Dataset items
>> BEGIN
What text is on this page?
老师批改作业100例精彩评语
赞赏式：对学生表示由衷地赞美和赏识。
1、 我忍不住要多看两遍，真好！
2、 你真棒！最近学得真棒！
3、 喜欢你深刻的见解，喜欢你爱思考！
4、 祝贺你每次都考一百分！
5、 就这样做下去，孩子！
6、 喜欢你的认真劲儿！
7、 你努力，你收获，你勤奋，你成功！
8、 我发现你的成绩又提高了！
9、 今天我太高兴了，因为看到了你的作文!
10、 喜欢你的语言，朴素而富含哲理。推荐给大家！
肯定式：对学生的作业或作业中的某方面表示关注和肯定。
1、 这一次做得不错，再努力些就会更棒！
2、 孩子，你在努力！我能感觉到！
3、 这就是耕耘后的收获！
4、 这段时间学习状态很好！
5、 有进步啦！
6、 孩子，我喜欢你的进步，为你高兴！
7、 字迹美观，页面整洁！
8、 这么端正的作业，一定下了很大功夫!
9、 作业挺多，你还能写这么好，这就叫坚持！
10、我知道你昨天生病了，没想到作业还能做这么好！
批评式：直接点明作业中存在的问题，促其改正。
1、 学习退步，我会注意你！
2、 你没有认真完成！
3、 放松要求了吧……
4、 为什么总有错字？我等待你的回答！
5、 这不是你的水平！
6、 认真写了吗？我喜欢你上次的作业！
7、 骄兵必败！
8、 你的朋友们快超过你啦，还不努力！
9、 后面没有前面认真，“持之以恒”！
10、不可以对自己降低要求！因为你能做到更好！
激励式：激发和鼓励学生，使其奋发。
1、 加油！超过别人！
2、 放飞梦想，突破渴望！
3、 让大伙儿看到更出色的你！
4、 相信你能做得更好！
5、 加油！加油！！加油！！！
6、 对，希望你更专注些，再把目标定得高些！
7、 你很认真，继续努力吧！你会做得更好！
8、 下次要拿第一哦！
>> END
## TASK TO COMPLETE:
Copy out each line exactly.

## THE RESPONSE:
What text is on this page?
老师批改作业100例精彩评语
赞赏式：对学生表示由衷地赞美和赏识。
1、 我忍不住要多看两遍，真好！
2、 你真棒！最近学得真棒！
3、 喜欢你深刻的见解，喜欢你爱思考！
4、 祝贺你每次都考一百分！
5、 就这样做下去，孩子！
6、 喜欢你的认真劲儿！
7、 你努力，你收获，你勤奋，你成功！
8、 我发现你的成绩又提高了！
9、 今天我太高兴了，因为看到了你的作文!
10、 喜欢你的语言，朴素而富含哲理。推荐给大家！
肯定式：对学生的作业或作业中的某方面表示关注和肯定。
1、 这一次做得不错，再努力些就会更棒！
2、 孩子，你在努力！我能感觉到！
3、 这就是耕耘后的收获！
4、 这段时间学习状态很好！
5、 有进步啦！
6、 孩子，我喜欢你的进步，为你高兴！
7、 字迹美观，页面整洁！
8、 这么端正的作业，一定下了很大功夫!
9、 作业挺多，你还能写这么好，这就叫坚持！
10、我知道你昨天生病了，没想到作业还能做这么好！
批评式：直接点明作业中存在的问题，促其改正。
1、 学习退步，我会注意你！
2、 你没有认真完成！
3、 放松要求了吧……
4、 为什么总有错字？我等待你的回答！
5、 这不是你的水平！
6、 认真写了吗？我喜欢你上次的作业！
7、 骄兵必败！
8、 你的朋友们快超过你啦，还不努力！
9、 后面没有前面认真，“持之以恒”！
10、不可以对自己降低要求！因为你能做到更好！
激励式：激发和鼓励学生，使其奋发。
1、 加油！超过别人！
2、 放飞梦想，突破渴望！
3、 让大伙儿看到更出色的你！
4、 相信你能做得更好！
5、 加油！加油！！加油！！！
6、 对，希望你更专注些，再把目标定得高些！
7、 你很认真，继续努力吧！你会做得更好！
8、 下次要拿第一哦！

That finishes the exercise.